## PROBLEM REQUIREMENTS
Go through the listing and copy each line with the string "JSON".

## LISTED RECORDS

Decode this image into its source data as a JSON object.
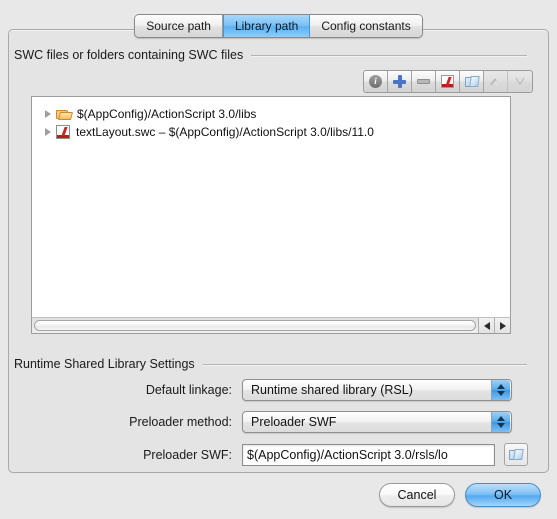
{
  "tabs": [
    {
      "label": "Source path",
      "active": false
    },
    {
      "label": "Library path",
      "active": true
    },
    {
      "label": "Config constants",
      "active": false
    }
  ],
  "swc_group": {
    "title": "SWC files or folders containing SWC files",
    "toolbar": [
      {
        "name": "info-icon",
        "label": "i",
        "disabled": false
      },
      {
        "name": "add-icon",
        "label": "+",
        "disabled": false
      },
      {
        "name": "remove-icon",
        "label": "-",
        "disabled": false
      },
      {
        "name": "swc-icon",
        "label": "",
        "disabled": false
      },
      {
        "name": "folder-icon",
        "label": "",
        "disabled": false
      },
      {
        "name": "move-up-icon",
        "label": "",
        "disabled": true
      },
      {
        "name": "move-down-icon",
        "label": "",
        "disabled": true
      }
    ],
    "rows": [
      {
        "icon": "folder-open-icon",
        "text": "$(AppConfig)/ActionScript 3.0/libs"
      },
      {
        "icon": "swc-file-icon",
        "text": "textLayout.swc – $(AppConfig)/ActionScript 3.0/libs/11.0"
      }
    ]
  },
  "rsl_group": {
    "title": "Runtime Shared Library Settings",
    "default_linkage": {
      "label": "Default linkage:",
      "value": "Runtime shared library (RSL)"
    },
    "preloader_method": {
      "label": "Preloader method:",
      "value": "Preloader SWF"
    },
    "preloader_swf": {
      "label": "Preloader SWF:",
      "value": "$(AppConfig)/ActionScript 3.0/rsls/lo"
    }
  },
  "buttons": {
    "cancel": "Cancel",
    "ok": "OK"
  },
  "colors": {
    "accent": "#5bb2f3",
    "window_bg": "#e8e8e8",
    "list_bg": "#ffffff"
  }
}
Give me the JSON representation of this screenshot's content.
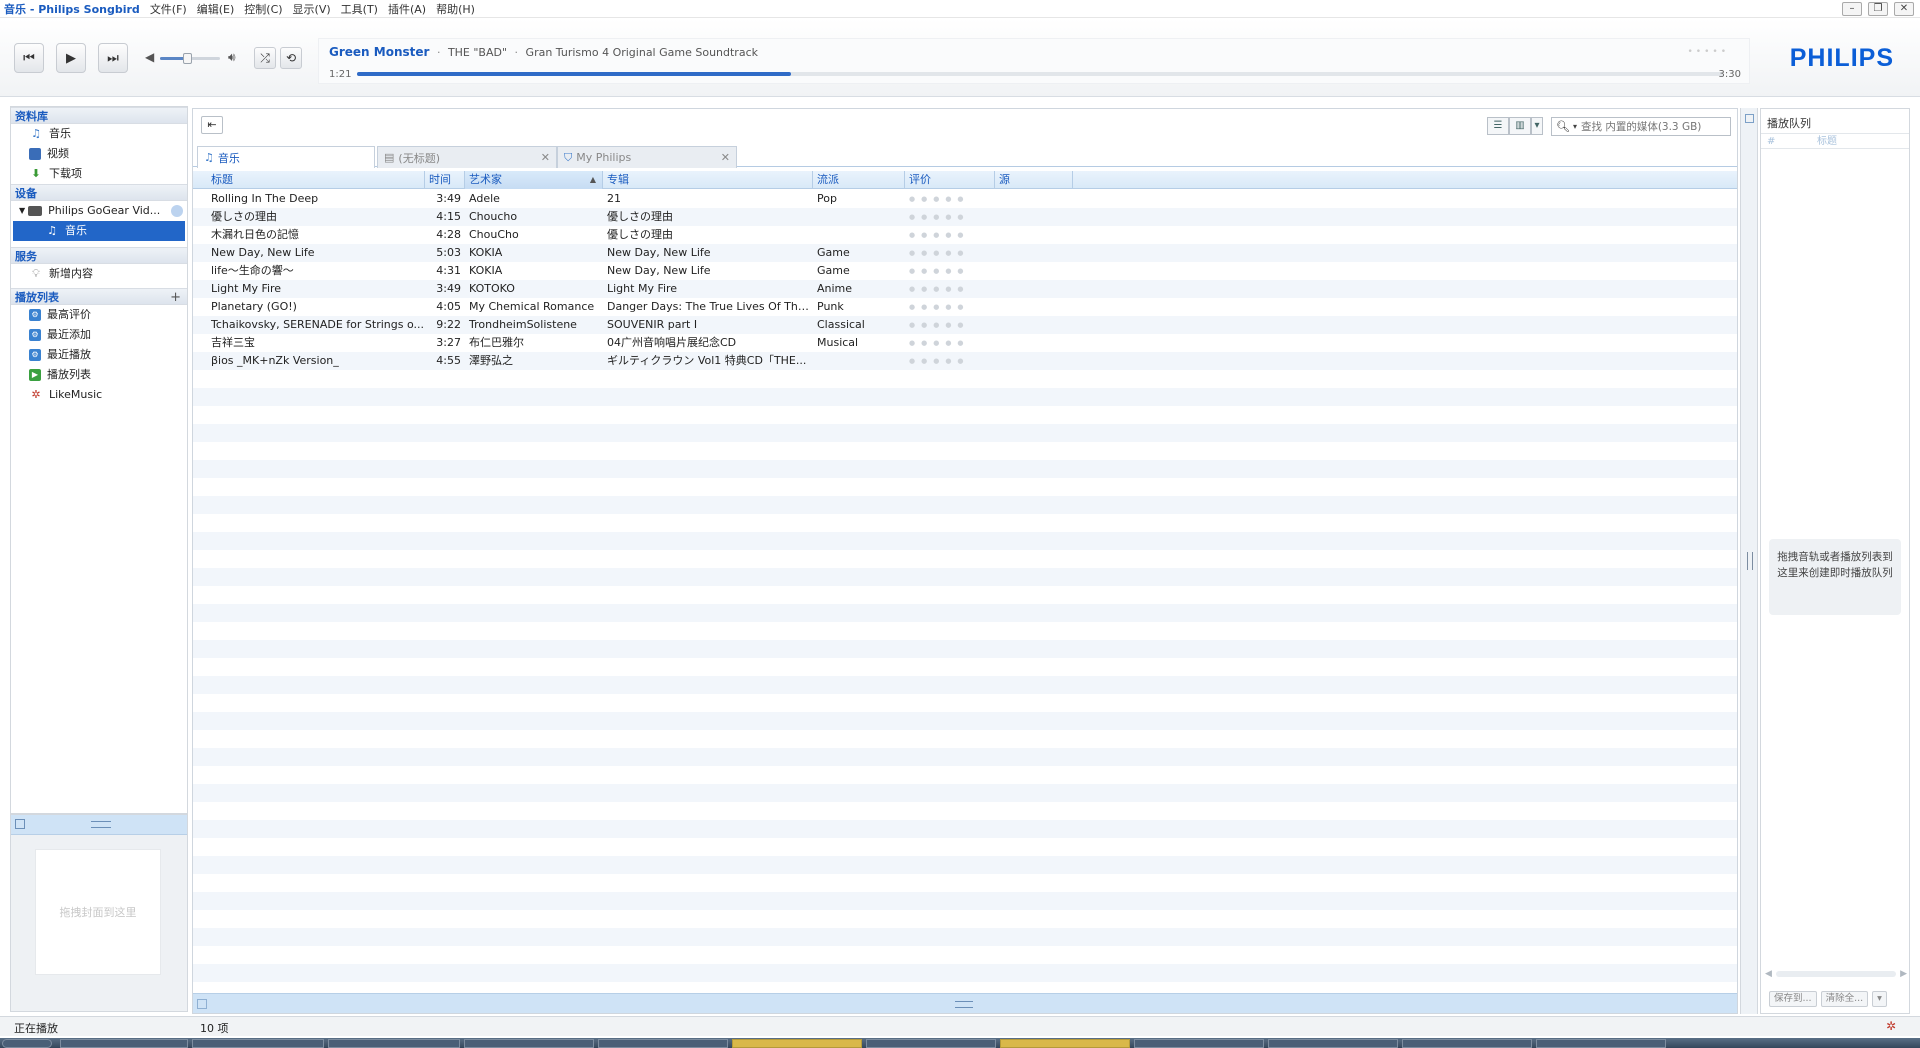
{
  "window": {
    "title": "音乐 - Philips Songbird",
    "menu": [
      "文件(F)",
      "编辑(E)",
      "控制(C)",
      "显示(V)",
      "工具(T)",
      "插件(A)",
      "帮助(H)"
    ],
    "controls": [
      "–",
      "❐",
      "✕"
    ]
  },
  "player": {
    "prev_icon": "prev-track-icon",
    "play_icon": "play-icon",
    "next_icon": "next-track-icon",
    "volume_fraction": 0.45,
    "shuffle_icon": "shuffle-icon",
    "repeat_icon": "repeat-icon",
    "now_playing": {
      "title": "Green Monster",
      "artist": "THE \"BAD\"",
      "album": "Gran Turismo 4 Original Game Soundtrack",
      "elapsed": "1:21",
      "duration": "3:30",
      "progress_fraction": 0.318
    },
    "brand": "PHILIPS"
  },
  "sidebar": {
    "sections": [
      {
        "title": "资料库",
        "items": [
          {
            "label": "音乐",
            "icon": "music-note-icon"
          },
          {
            "label": "视频",
            "icon": "video-icon"
          },
          {
            "label": "下载项",
            "icon": "download-icon"
          }
        ]
      },
      {
        "title": "设备",
        "items": [
          {
            "label": "Philips GoGear Vid...",
            "icon": "device-icon"
          },
          {
            "label": "音乐",
            "icon": "music-note-icon",
            "selected": true
          }
        ]
      },
      {
        "title": "服务",
        "items": [
          {
            "label": "新增内容",
            "icon": "lightbulb-icon"
          }
        ]
      },
      {
        "title": "播放列表",
        "items": [
          {
            "label": "最高评价",
            "icon": "smart-playlist-icon"
          },
          {
            "label": "最近添加",
            "icon": "smart-playlist-icon"
          },
          {
            "label": "最近播放",
            "icon": "smart-playlist-icon"
          },
          {
            "label": "播放列表",
            "icon": "playlist-icon"
          },
          {
            "label": "LikeMusic",
            "icon": "likemusic-icon"
          }
        ]
      }
    ],
    "art_placeholder": "拖拽封面到这里"
  },
  "main": {
    "search_placeholder": "查找 内置的媒体(3.3 GB)",
    "tabs": [
      {
        "label": "音乐",
        "active": true
      },
      {
        "label": "(无标题)",
        "active": false
      },
      {
        "label": "My Philips",
        "active": false
      }
    ],
    "columns": [
      "标题",
      "时间",
      "艺术家",
      "专辑",
      "流派",
      "评价",
      "源"
    ],
    "tracks": [
      {
        "title": "Rolling In The Deep",
        "time": "3:49",
        "artist": "Adele",
        "album": "21",
        "genre": "Pop"
      },
      {
        "title": "優しさの理由",
        "time": "4:15",
        "artist": "Choucho",
        "album": "優しさの理由",
        "genre": ""
      },
      {
        "title": "木漏れ日色の記憶",
        "time": "4:28",
        "artist": "ChouCho",
        "album": "優しさの理由",
        "genre": ""
      },
      {
        "title": "New Day, New Life",
        "time": "5:03",
        "artist": "KOKIA",
        "album": "New Day, New Life",
        "genre": "Game"
      },
      {
        "title": "life～生命の響～",
        "time": "4:31",
        "artist": "KOKIA",
        "album": "New Day, New Life",
        "genre": "Game"
      },
      {
        "title": "Light My Fire",
        "time": "3:49",
        "artist": "KOTOKO",
        "album": "Light My Fire",
        "genre": "Anime"
      },
      {
        "title": "Planetary (GO!)",
        "time": "4:05",
        "artist": "My Chemical Romance",
        "album": "Danger Days: The True Lives Of The ...",
        "genre": "Punk"
      },
      {
        "title": "Tchaikovsky, SERENADE for Strings o...",
        "time": "9:22",
        "artist": "TrondheimSolistene",
        "album": "SOUVENIR part I",
        "genre": "Classical"
      },
      {
        "title": "吉祥三宝",
        "time": "3:27",
        "artist": "布仁巴雅尔",
        "album": "04广州音响唱片展纪念CD",
        "genre": "Musical"
      },
      {
        "title": "βios _MK+nZk Version_",
        "time": "4:55",
        "artist": "澤野弘之",
        "album": "ギルティクラウン Vol1 特典CD「THE...",
        "genre": ""
      }
    ]
  },
  "queue": {
    "title": "播放队列",
    "columns": [
      "#",
      "标题"
    ],
    "empty_hint": "拖拽音轨或者播放列表到这里来创建即时播放队列",
    "save_label": "保存到...",
    "clear_label": "清除全..."
  },
  "status": {
    "left": "正在播放",
    "count": "10 项"
  }
}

## WRITTEN RESPONSE
Decode this image into its source data as a JSON object.
Give me the JSON representation of this screenshot's content.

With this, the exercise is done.